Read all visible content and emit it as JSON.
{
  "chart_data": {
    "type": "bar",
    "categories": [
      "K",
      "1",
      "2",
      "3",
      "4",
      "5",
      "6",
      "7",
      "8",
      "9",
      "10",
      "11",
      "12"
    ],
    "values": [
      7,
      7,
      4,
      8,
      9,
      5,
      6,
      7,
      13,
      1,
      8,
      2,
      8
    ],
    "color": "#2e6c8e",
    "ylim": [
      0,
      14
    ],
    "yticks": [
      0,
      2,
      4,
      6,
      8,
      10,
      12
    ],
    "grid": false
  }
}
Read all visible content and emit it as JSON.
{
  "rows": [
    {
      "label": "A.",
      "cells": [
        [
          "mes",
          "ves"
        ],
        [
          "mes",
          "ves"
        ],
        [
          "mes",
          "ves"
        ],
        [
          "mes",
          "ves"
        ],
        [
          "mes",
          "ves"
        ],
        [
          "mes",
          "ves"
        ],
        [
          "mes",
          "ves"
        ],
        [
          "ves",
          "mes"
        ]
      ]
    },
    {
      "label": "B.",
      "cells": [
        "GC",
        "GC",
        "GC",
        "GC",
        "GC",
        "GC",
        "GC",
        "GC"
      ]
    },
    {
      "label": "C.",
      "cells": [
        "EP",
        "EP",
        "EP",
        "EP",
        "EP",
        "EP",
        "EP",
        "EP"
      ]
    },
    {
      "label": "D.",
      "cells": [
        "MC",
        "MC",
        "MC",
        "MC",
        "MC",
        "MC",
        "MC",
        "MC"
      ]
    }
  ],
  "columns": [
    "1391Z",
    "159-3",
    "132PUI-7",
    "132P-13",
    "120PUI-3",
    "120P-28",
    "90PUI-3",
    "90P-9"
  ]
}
...
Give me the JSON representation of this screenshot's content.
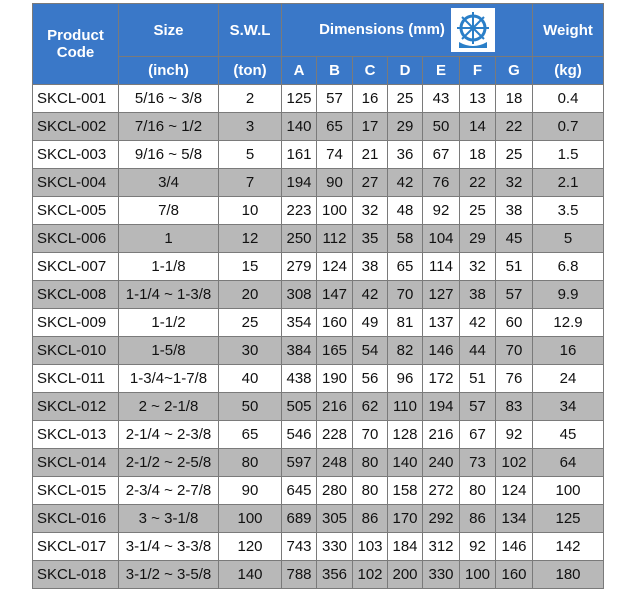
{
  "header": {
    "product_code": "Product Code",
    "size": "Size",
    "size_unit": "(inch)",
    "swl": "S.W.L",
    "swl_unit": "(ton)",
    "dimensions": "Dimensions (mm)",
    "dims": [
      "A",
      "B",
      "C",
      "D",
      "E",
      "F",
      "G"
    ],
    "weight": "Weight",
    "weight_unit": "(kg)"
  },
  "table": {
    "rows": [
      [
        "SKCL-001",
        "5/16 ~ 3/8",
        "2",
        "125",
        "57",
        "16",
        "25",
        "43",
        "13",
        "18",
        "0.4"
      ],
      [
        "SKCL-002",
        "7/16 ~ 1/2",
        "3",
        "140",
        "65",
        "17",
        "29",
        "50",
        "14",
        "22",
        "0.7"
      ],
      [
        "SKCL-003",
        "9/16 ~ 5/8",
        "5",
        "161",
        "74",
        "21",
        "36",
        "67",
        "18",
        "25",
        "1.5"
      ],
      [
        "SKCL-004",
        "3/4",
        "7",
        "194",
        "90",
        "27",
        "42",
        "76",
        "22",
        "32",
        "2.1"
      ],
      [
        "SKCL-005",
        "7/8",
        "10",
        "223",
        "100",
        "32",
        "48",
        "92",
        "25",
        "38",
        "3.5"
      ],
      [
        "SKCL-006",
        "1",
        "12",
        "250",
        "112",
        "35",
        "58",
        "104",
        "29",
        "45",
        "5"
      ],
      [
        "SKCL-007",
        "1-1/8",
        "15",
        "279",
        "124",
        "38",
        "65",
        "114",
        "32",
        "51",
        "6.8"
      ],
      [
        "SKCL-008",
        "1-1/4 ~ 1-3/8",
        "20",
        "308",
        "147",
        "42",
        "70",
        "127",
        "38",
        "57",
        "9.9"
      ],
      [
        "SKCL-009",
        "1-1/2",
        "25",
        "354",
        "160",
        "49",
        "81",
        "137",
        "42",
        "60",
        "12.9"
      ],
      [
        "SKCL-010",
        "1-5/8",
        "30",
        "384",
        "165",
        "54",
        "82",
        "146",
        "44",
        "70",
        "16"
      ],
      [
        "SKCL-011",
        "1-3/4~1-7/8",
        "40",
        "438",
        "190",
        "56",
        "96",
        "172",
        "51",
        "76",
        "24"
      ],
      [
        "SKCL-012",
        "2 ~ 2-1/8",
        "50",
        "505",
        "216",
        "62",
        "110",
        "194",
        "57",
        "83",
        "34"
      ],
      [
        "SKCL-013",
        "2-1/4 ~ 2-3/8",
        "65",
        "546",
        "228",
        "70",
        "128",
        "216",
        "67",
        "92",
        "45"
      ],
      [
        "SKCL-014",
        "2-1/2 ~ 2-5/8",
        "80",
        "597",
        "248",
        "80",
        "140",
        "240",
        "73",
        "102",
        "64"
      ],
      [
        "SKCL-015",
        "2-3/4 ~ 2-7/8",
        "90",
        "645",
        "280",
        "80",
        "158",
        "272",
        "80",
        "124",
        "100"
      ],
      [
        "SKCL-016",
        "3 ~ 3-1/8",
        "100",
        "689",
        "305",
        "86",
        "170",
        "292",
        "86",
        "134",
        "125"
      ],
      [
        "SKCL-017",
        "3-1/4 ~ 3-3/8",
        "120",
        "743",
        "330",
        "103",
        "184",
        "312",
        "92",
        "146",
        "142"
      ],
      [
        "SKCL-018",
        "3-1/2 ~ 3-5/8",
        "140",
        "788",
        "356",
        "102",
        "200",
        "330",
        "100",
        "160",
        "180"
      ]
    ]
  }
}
--
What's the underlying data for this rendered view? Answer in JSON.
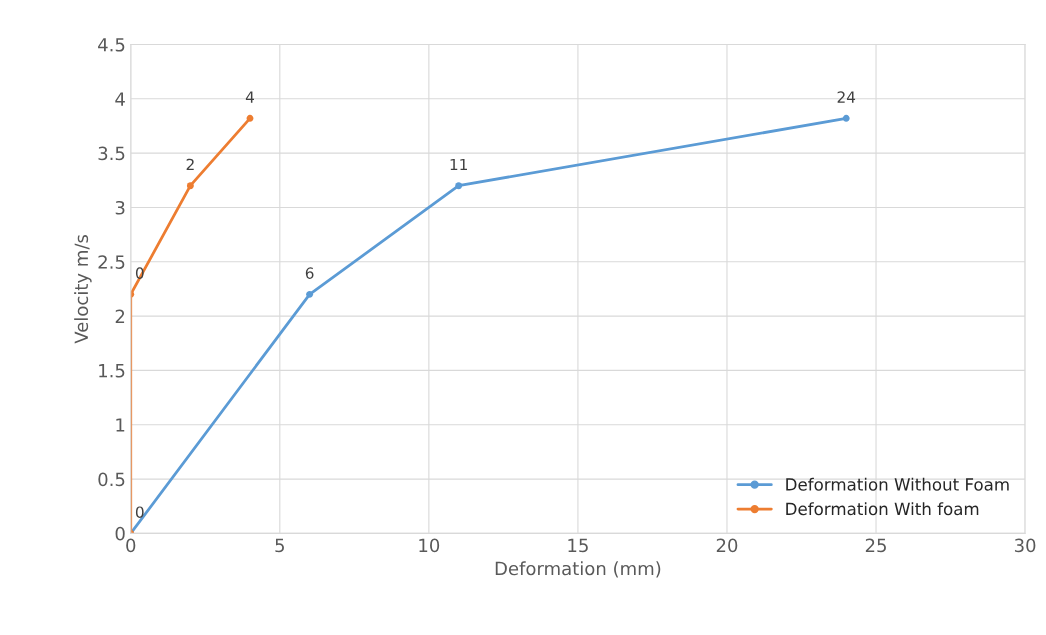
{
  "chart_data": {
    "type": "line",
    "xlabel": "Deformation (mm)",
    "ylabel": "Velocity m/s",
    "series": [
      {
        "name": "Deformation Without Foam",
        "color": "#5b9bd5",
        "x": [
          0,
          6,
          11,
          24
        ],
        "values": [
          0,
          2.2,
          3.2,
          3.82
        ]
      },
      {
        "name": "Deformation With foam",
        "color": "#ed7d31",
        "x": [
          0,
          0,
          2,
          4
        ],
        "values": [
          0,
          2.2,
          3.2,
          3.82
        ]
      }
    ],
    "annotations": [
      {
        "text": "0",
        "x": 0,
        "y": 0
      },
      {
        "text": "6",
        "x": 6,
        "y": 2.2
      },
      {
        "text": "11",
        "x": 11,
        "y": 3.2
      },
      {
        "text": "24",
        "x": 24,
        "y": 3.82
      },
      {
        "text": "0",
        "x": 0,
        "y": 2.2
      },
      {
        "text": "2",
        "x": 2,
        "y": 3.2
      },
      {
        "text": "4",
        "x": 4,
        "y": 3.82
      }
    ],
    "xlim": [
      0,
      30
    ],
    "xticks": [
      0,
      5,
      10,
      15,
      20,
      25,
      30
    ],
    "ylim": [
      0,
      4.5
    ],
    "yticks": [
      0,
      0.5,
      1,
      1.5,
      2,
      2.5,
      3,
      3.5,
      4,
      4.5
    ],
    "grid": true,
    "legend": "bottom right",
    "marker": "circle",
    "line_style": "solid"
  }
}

> [WHAT YOU NEED TO DO]: Copy out each line of the material that holds the word "Deformation".

> [RESULT OF THIS TASK]:
    "xlabel": "Deformation (mm)",
        "name": "Deformation Without Foam",
        "name": "Deformation With foam",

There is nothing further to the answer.